## Start Records supplied

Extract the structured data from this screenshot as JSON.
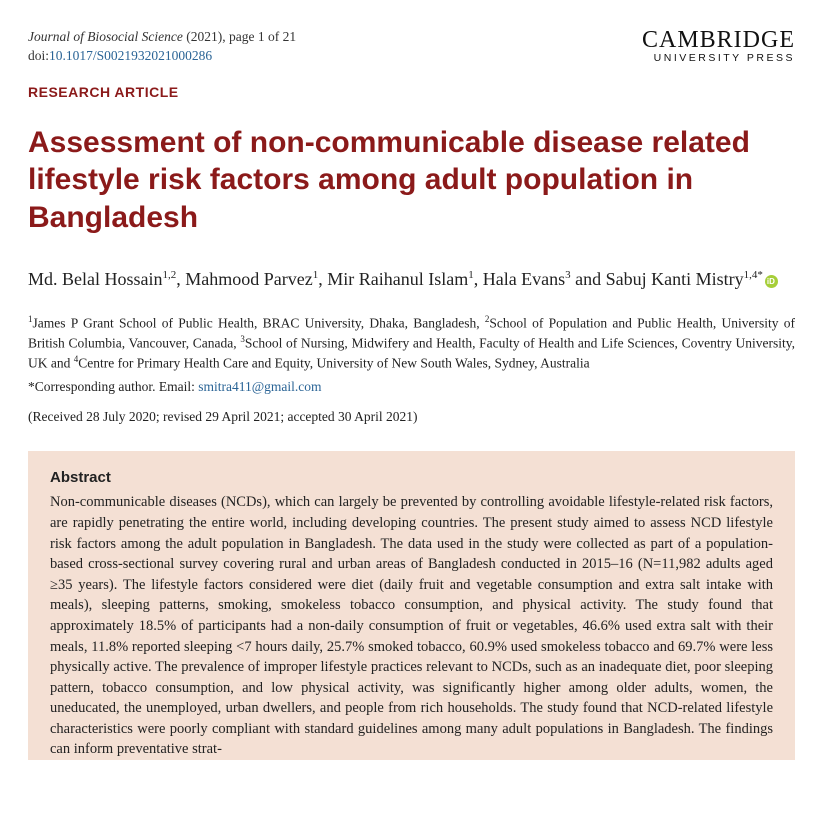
{
  "journal": {
    "name": "Journal of Biosocial Science",
    "year_pages": "(2021), page 1 of 21",
    "doi_label": "doi:",
    "doi": "10.1017/S0021932021000286"
  },
  "publisher": {
    "main": "CAMBRIDGE",
    "sub": "UNIVERSITY PRESS"
  },
  "article_type": "RESEARCH ARTICLE",
  "title": "Assessment of non-communicable disease related lifestyle risk factors among adult population in Bangladesh",
  "authors": [
    {
      "name": "Md. Belal Hossain",
      "aff": "1,2"
    },
    {
      "name": "Mahmood Parvez",
      "aff": "1"
    },
    {
      "name": "Mir Raihanul Islam",
      "aff": "1"
    },
    {
      "name": "Hala Evans",
      "aff": "3"
    },
    {
      "name": "Sabuj Kanti Mistry",
      "aff": "1,4",
      "corresponding": true,
      "orcid": true
    }
  ],
  "affiliations_text": "James P Grant School of Public Health, BRAC University, Dhaka, Bangladesh, ",
  "aff2": "School of Population and Public Health, University of British Columbia, Vancouver, Canada, ",
  "aff3": "School of Nursing, Midwifery and Health, Faculty of Health and Life Sciences, Coventry University, UK and ",
  "aff4": "Centre for Primary Health Care and Equity, University of New South Wales, Sydney, Australia",
  "corresponding_label": "*Corresponding author. Email: ",
  "corresponding_email": "smitra411@gmail.com",
  "dates": "(Received 28 July 2020; revised 29 April 2021; accepted 30 April 2021)",
  "abstract_heading": "Abstract",
  "abstract_text": "Non-communicable diseases (NCDs), which can largely be prevented by controlling avoidable lifestyle-related risk factors, are rapidly penetrating the entire world, including developing countries. The present study aimed to assess NCD lifestyle risk factors among the adult population in Bangladesh. The data used in the study were collected as part of a population-based cross-sectional survey covering rural and urban areas of Bangladesh conducted in 2015–16 (N=11,982 adults aged ≥35 years). The lifestyle factors considered were diet (daily fruit and vegetable consumption and extra salt intake with meals), sleeping patterns, smoking, smokeless tobacco consumption, and physical activity. The study found that approximately 18.5% of participants had a non-daily consumption of fruit or vegetables, 46.6% used extra salt with their meals, 11.8% reported sleeping <7 hours daily, 25.7% smoked tobacco, 60.9% used smokeless tobacco and 69.7% were less physically active. The prevalence of improper lifestyle practices relevant to NCDs, such as an inadequate diet, poor sleeping pattern, tobacco consumption, and low physical activity, was significantly higher among older adults, women, the uneducated, the unemployed, urban dwellers, and people from rich households. The study found that NCD-related lifestyle characteristics were poorly compliant with standard guidelines among many adult populations in Bangladesh. The findings can inform preventative strat-",
  "colors": {
    "maroon": "#8b1a1a",
    "link": "#2a6496",
    "abstract_bg": "#f4e0d4",
    "text": "#222222"
  }
}
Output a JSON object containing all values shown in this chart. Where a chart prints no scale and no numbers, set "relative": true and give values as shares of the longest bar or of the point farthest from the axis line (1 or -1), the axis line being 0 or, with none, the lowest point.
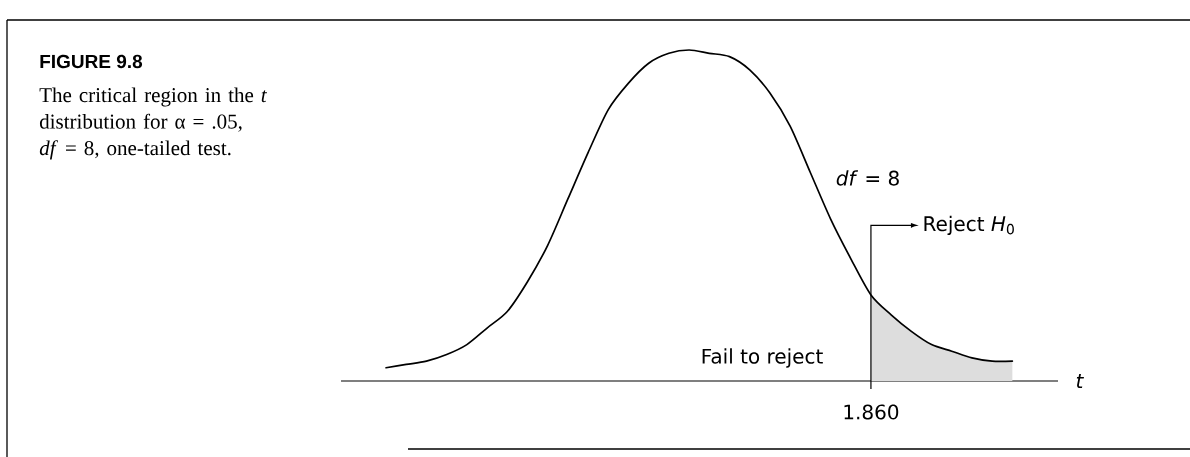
{
  "chart_data": {
    "type": "line",
    "title": "FIGURE 9.8",
    "subtitle": "The critical region in the *t* distribution for α = .05, *df* = 8, one-tailed test.",
    "xlabel": "*t*",
    "annotations": [
      "Fail to reject",
      "Reject *H*$_{0}$",
      "1.860"
    ],
    "relative": true,
    "categories": [
      null,
      null,
      null,
      null,
      null,
      null,
      null,
      null,
      null,
      null,
      null,
      null,
      null,
      null,
      null,
      null,
      null,
      null,
      null,
      null,
      null,
      null,
      null,
      null,
      null,
      null,
      null,
      null,
      null,
      null,
      null,
      null
    ],
    "series": [
      {
        "name": "*df* = 8",
        "color": "#000000",
        "values": [
          0.04,
          0.05,
          0.06,
          0.08,
          0.11,
          0.16,
          0.21,
          0.3,
          0.41,
          0.55,
          0.69,
          0.82,
          0.9,
          0.96,
          0.99,
          1,
          0.99,
          0.98,
          0.94,
          0.87,
          0.77,
          0.63,
          0.49,
          0.37,
          0.26,
          0.2,
          0.15,
          0.11,
          0.09,
          0.07,
          0.06,
          0.06
        ]
      },
      {
        "type": "area",
        "color": "#dddddd",
        "values": [
          null,
          null,
          null,
          null,
          null,
          null,
          null,
          null,
          null,
          null,
          null,
          null,
          null,
          null,
          null,
          null,
          null,
          null,
          null,
          null,
          null,
          null,
          null,
          null,
          0.26,
          0.2,
          0.15,
          0.11,
          0.09,
          0.07,
          0.06,
          0.06
        ]
      }
    ]
  }
}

## End Records supplied

Exercise instructions - Go through the records and gather the lines that hold "Public".

Exercise output -
  "affiliations_text": "James P Grant School of Public Health, BRAC University, Dhaka, Bangladesh, ",
  "aff2": "School of Population and Public Health, University of British Columbia, Vancouver, Canada, ",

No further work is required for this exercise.